**WORK TO BE COMPLETED**
Extract the full set of records, then give each one again exactly.

─── WORKING DATA

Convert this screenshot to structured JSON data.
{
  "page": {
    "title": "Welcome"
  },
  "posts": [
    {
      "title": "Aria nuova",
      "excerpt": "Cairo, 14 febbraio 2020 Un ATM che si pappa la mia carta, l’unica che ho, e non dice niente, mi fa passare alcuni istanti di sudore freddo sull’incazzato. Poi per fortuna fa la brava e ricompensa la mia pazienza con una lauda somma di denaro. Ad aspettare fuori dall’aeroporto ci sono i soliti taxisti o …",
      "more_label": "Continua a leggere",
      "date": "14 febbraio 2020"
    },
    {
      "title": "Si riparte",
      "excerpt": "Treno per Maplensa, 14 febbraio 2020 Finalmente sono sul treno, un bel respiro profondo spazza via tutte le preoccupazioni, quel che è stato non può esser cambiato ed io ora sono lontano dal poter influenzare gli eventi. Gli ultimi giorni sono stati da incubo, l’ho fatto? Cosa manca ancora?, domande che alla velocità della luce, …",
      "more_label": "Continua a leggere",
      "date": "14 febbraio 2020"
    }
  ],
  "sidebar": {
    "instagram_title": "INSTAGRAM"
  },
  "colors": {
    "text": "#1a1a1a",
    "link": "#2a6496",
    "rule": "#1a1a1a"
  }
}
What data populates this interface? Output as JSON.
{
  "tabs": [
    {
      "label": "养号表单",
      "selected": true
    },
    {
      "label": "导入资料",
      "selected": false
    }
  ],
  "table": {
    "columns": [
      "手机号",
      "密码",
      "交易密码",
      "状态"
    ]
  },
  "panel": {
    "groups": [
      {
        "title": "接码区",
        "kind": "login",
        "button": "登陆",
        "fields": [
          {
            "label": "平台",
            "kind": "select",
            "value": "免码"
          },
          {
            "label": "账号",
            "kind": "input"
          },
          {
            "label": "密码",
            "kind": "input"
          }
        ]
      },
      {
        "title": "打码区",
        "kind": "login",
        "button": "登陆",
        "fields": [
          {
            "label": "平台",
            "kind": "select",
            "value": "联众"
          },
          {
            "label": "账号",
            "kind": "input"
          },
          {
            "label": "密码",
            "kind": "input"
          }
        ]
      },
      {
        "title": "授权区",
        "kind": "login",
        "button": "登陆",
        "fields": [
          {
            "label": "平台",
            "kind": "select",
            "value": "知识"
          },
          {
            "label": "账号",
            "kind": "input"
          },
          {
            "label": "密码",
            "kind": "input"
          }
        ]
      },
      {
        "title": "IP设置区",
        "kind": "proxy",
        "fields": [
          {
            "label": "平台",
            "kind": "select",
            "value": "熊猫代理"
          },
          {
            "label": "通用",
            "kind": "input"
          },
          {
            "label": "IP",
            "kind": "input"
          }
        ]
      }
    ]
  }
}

──────

**FULL RESPONSE**
Convert this screenshot to structured JSON data.
{
  "page": {
    "title": "Welcome"
  },
  "posts": [
    {
      "title": "Aria nuova",
      "excerpt": "Cairo, 14 febbraio 2020 Un ATM che si pappa la mia carta, l’unica che ho, e non dice niente, mi fa passare alcuni istanti di sudore freddo sull’incazzato. Poi per fortuna fa la brava e ricompensa la mia pazienza con una lauda somma di denaro. Ad aspettare fuori dall’aeroporto ci sono i soliti taxisti o …",
      "more_label": "Continua a leggere",
      "date": "14 febbraio 2020"
    },
    {
      "title": "Si riparte",
      "excerpt": "Treno per Maplensa, 14 febbraio 2020 Finalmente sono sul treno, un bel respiro profondo spazza via tutte le preoccupazioni, quel che è stato non può esser cambiato ed io ora sono lontano dal poter influenzare gli eventi. Gli ultimi giorni sono stati da incubo, l’ho fatto? Cosa manca ancora?, domande che alla velocità della luce, …",
      "more_label": "Continua a leggere",
      "date": "14 febbraio 2020"
    }
  ],
  "sidebar": {
    "instagram_title": "INSTAGRAM"
  },
  "colors": {
    "text": "#1a1a1a",
    "link": "#2a6496",
    "rule": "#1a1a1a"
  }
}
What data populates this interface? Output as JSON.
{
  "tabs": [
    {
      "label": "养号表单",
      "selected": true
    },
    {
      "label": "导入资料",
      "selected": false
    }
  ],
  "table": {
    "columns": [
      "手机号",
      "密码",
      "交易密码",
      "状态"
    ]
  },
  "panel": {
    "groups": [
      {
        "title": "接码区",
        "kind": "login",
        "button": "登陆",
        "fields": [
          {
            "label": "平台",
            "kind": "select",
            "value": "免码"
          },
          {
            "label": "账号",
            "kind": "input"
          },
          {
            "label": "密码",
            "kind": "input"
          }
        ]
      },
      {
        "title": "打码区",
        "kind": "login",
        "button": "登陆",
        "fields": [
          {
            "label": "平台",
            "kind": "select",
            "value": "联众"
          },
          {
            "label": "账号",
            "kind": "input"
          },
          {
            "label": "密码",
            "kind": "input"
          }
        ]
      },
      {
        "title": "授权区",
        "kind": "login",
        "button": "登陆",
        "fields": [
          {
            "label": "平台",
            "kind": "select",
            "value": "知识"
          },
          {
            "label": "账号",
            "kind": "input"
          },
          {
            "label": "密码",
            "kind": "input"
          }
        ]
      },
      {
        "title": "IP设置区",
        "kind": "proxy",
        "fields": [
          {
            "label": "平台",
            "kind": "select",
            "value": "熊猫代理"
          },
          {
            "label": "通用",
            "kind": "input"
          },
          {
            "label": "IP",
            "kind": "input"
          }
        ]
      }
    ]
  }
}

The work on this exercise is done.